• _TASK STATEMENT_: Extract the data exactly, missing nothing.

# start of GIVEN DATA

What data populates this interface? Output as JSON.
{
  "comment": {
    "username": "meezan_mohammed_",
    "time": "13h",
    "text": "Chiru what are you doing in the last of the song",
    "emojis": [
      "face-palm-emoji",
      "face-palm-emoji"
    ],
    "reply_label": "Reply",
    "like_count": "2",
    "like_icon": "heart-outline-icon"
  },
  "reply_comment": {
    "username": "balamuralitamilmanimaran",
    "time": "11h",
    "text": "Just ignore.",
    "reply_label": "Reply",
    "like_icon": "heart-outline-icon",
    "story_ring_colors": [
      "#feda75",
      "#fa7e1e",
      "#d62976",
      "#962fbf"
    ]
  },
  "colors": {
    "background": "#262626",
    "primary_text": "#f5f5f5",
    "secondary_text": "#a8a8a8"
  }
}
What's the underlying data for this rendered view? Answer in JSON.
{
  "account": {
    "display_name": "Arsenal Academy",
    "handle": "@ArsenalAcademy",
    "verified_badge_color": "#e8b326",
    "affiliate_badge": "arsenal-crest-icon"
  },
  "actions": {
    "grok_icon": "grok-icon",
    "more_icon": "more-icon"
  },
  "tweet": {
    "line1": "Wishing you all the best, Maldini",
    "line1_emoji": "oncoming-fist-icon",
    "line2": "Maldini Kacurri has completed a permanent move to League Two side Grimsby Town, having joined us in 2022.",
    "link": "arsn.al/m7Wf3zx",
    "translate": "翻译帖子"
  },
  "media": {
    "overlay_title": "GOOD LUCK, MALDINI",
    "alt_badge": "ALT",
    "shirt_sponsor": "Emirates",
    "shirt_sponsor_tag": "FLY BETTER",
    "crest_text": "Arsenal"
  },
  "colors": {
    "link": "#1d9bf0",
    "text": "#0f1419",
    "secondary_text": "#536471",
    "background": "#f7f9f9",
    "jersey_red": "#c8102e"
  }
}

# end of GIVEN DATA

• _EXERCISE SOLUTION_:
What data populates this interface? Output as JSON.
{
  "comment": {
    "username": "meezan_mohammed_",
    "time": "13h",
    "text": "Chiru what are you doing in the last of the song",
    "emojis": [
      "face-palm-emoji",
      "face-palm-emoji"
    ],
    "reply_label": "Reply",
    "like_count": "2",
    "like_icon": "heart-outline-icon"
  },
  "reply_comment": {
    "username": "balamuralitamilmanimaran",
    "time": "11h",
    "text": "Just ignore.",
    "reply_label": "Reply",
    "like_icon": "heart-outline-icon",
    "story_ring_colors": [
      "#feda75",
      "#fa7e1e",
      "#d62976",
      "#962fbf"
    ]
  },
  "colors": {
    "background": "#262626",
    "primary_text": "#f5f5f5",
    "secondary_text": "#a8a8a8"
  }
}
What's the underlying data for this rendered view? Answer in JSON.
{
  "account": {
    "display_name": "Arsenal Academy",
    "handle": "@ArsenalAcademy",
    "verified_badge_color": "#e8b326",
    "affiliate_badge": "arsenal-crest-icon"
  },
  "actions": {
    "grok_icon": "grok-icon",
    "more_icon": "more-icon"
  },
  "tweet": {
    "line1": "Wishing you all the best, Maldini",
    "line1_emoji": "oncoming-fist-icon",
    "line2": "Maldini Kacurri has completed a permanent move to League Two side Grimsby Town, having joined us in 2022.",
    "link": "arsn.al/m7Wf3zx",
    "translate": "翻译帖子"
  },
  "media": {
    "overlay_title": "GOOD LUCK, MALDINI",
    "alt_badge": "ALT",
    "shirt_sponsor": "Emirates",
    "shirt_sponsor_tag": "FLY BETTER",
    "crest_text": "Arsenal"
  },
  "colors": {
    "link": "#1d9bf0",
    "text": "#0f1419",
    "secondary_text": "#536471",
    "background": "#f7f9f9",
    "jersey_red": "#c8102e"
  }
}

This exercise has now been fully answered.